— begin —
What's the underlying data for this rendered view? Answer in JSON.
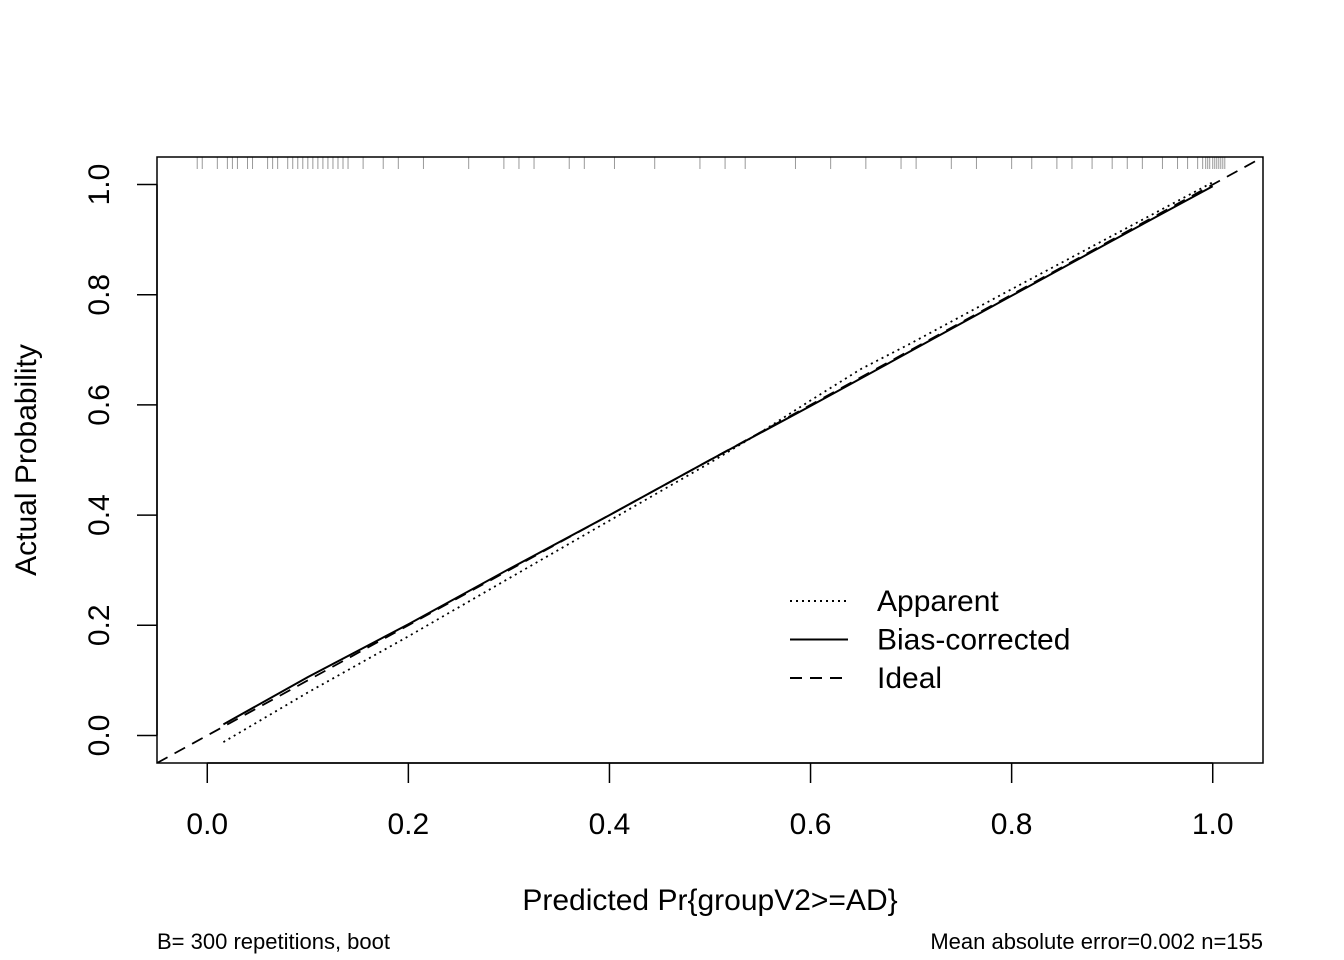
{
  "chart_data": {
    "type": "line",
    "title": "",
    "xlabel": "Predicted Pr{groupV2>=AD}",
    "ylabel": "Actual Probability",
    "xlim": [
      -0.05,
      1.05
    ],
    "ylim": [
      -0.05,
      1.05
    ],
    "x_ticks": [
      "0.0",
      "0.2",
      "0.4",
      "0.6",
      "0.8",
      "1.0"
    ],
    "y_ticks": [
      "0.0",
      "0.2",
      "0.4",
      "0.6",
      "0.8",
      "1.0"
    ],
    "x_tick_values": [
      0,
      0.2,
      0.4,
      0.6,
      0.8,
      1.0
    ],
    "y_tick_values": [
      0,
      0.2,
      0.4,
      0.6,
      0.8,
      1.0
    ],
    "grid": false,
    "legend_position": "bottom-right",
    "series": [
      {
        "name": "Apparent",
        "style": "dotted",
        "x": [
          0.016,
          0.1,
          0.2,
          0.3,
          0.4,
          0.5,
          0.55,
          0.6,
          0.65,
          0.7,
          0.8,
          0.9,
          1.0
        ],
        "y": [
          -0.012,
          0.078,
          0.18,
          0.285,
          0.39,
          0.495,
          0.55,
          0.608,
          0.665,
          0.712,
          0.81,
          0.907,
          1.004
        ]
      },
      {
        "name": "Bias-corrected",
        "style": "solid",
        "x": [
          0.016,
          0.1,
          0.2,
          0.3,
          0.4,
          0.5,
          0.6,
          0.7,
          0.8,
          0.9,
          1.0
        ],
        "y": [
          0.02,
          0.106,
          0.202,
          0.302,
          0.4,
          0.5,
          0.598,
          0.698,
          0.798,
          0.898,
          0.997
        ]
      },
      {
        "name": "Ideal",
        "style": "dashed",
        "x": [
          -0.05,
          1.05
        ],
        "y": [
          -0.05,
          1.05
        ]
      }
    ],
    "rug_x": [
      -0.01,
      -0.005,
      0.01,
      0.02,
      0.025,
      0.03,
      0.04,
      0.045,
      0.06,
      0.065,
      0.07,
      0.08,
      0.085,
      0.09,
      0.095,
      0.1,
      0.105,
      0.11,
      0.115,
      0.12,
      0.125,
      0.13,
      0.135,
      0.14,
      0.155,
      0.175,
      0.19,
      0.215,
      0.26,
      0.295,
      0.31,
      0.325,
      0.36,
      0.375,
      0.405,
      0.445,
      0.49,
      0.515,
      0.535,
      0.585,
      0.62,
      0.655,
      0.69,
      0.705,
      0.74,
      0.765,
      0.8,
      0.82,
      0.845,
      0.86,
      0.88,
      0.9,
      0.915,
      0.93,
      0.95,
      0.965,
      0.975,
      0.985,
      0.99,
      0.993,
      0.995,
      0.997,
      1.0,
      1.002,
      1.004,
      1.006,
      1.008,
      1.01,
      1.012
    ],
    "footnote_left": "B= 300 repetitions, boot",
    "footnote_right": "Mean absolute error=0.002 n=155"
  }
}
— end —
— begin —
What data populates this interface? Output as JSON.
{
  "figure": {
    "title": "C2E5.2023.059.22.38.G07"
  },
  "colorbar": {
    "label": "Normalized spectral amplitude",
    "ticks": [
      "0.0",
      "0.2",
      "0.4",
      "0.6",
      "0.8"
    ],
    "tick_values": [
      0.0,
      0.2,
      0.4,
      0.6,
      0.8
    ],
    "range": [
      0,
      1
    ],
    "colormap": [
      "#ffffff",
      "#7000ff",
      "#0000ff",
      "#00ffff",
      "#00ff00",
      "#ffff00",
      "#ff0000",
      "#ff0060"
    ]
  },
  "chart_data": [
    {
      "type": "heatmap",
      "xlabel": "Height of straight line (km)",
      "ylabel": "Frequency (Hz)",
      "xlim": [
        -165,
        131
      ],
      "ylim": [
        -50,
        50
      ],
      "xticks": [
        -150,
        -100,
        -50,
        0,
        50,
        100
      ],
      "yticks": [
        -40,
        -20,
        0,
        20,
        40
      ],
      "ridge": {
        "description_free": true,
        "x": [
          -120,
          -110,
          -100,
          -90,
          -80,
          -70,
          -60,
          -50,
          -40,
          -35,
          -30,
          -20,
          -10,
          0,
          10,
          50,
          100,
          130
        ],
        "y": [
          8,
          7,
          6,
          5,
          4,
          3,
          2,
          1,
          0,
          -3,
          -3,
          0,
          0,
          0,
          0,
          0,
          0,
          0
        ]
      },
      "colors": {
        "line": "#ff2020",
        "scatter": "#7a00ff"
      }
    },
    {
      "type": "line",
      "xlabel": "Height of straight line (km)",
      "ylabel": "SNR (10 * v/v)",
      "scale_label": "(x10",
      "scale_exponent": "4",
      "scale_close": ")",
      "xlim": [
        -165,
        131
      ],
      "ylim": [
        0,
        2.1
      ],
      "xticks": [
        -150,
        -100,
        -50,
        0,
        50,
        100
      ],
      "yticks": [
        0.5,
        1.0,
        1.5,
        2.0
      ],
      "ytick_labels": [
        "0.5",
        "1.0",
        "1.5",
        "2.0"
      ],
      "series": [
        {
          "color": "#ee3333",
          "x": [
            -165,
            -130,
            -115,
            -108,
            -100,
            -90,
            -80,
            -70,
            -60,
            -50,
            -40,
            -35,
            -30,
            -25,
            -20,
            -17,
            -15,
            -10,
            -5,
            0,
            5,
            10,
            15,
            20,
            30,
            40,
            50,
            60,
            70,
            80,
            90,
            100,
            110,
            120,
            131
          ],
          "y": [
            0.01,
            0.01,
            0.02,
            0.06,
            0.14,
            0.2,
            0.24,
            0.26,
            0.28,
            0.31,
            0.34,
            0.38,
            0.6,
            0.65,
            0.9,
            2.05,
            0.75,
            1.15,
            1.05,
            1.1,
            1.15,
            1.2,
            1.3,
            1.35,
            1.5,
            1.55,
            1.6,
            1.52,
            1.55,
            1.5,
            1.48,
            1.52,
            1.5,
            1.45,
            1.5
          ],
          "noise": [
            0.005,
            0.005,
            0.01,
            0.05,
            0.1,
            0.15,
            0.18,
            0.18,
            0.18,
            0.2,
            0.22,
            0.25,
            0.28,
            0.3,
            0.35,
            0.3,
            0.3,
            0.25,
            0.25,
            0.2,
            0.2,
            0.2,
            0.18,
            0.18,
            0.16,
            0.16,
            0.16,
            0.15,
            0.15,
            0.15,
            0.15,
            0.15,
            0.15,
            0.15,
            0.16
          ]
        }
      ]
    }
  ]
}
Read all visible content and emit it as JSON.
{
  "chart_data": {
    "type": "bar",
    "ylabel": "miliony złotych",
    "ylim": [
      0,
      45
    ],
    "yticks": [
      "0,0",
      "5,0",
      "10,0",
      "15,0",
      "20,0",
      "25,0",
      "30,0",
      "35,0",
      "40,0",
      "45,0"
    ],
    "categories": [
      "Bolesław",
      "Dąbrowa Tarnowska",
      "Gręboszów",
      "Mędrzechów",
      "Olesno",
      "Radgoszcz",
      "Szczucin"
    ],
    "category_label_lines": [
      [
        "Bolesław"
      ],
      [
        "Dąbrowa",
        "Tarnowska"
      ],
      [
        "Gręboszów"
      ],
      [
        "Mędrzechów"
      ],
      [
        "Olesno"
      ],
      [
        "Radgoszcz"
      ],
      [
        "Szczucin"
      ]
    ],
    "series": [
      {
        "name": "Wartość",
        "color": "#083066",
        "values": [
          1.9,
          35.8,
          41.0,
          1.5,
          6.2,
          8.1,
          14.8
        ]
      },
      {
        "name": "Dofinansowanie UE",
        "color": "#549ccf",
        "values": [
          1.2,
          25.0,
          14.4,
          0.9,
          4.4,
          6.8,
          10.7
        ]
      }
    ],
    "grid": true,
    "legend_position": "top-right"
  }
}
— end —
— begin —
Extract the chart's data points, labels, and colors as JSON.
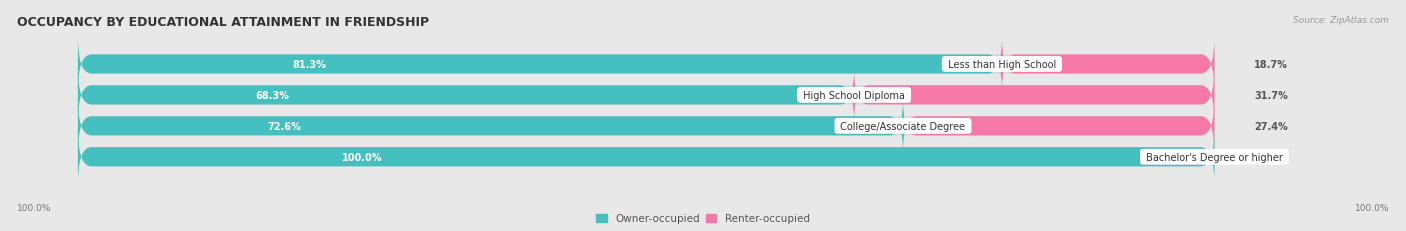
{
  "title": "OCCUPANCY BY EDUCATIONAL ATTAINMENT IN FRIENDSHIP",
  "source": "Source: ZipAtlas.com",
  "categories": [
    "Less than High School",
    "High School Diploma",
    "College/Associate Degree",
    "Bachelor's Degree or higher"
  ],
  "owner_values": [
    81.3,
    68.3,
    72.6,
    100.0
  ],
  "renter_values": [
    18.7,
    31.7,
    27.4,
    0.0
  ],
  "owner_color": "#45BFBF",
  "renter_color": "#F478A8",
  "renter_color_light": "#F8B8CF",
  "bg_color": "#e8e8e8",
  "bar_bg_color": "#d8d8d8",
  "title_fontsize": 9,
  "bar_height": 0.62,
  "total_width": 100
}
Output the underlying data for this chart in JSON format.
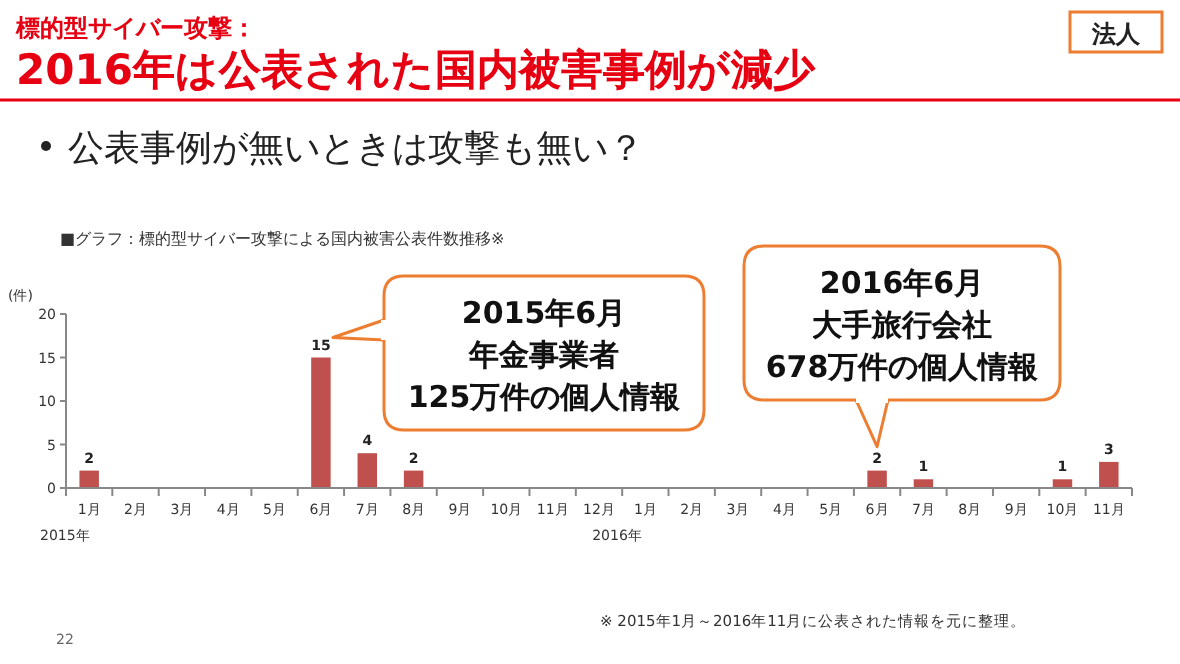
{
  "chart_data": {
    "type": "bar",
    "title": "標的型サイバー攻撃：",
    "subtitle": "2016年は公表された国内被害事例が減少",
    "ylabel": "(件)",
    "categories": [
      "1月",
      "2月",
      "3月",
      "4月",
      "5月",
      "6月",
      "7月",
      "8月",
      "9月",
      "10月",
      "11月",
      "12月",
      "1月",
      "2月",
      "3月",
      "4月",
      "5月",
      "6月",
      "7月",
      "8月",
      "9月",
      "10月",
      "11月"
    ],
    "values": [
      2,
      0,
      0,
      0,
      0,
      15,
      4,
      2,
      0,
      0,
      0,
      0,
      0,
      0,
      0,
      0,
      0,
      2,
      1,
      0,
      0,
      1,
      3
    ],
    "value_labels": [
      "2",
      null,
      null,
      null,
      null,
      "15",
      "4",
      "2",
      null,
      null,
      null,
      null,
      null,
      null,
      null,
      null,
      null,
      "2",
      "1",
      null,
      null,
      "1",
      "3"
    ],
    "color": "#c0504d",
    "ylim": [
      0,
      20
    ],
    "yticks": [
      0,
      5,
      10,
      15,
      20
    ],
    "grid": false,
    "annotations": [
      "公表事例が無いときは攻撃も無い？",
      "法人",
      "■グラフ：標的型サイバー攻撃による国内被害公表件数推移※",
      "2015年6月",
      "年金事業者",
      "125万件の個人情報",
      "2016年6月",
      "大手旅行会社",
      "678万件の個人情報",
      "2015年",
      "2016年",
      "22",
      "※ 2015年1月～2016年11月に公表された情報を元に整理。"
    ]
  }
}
— end —
Among the lines of the data above, determine how many contain the word "Degree". Report the number alone.

- **Response to the task**:
2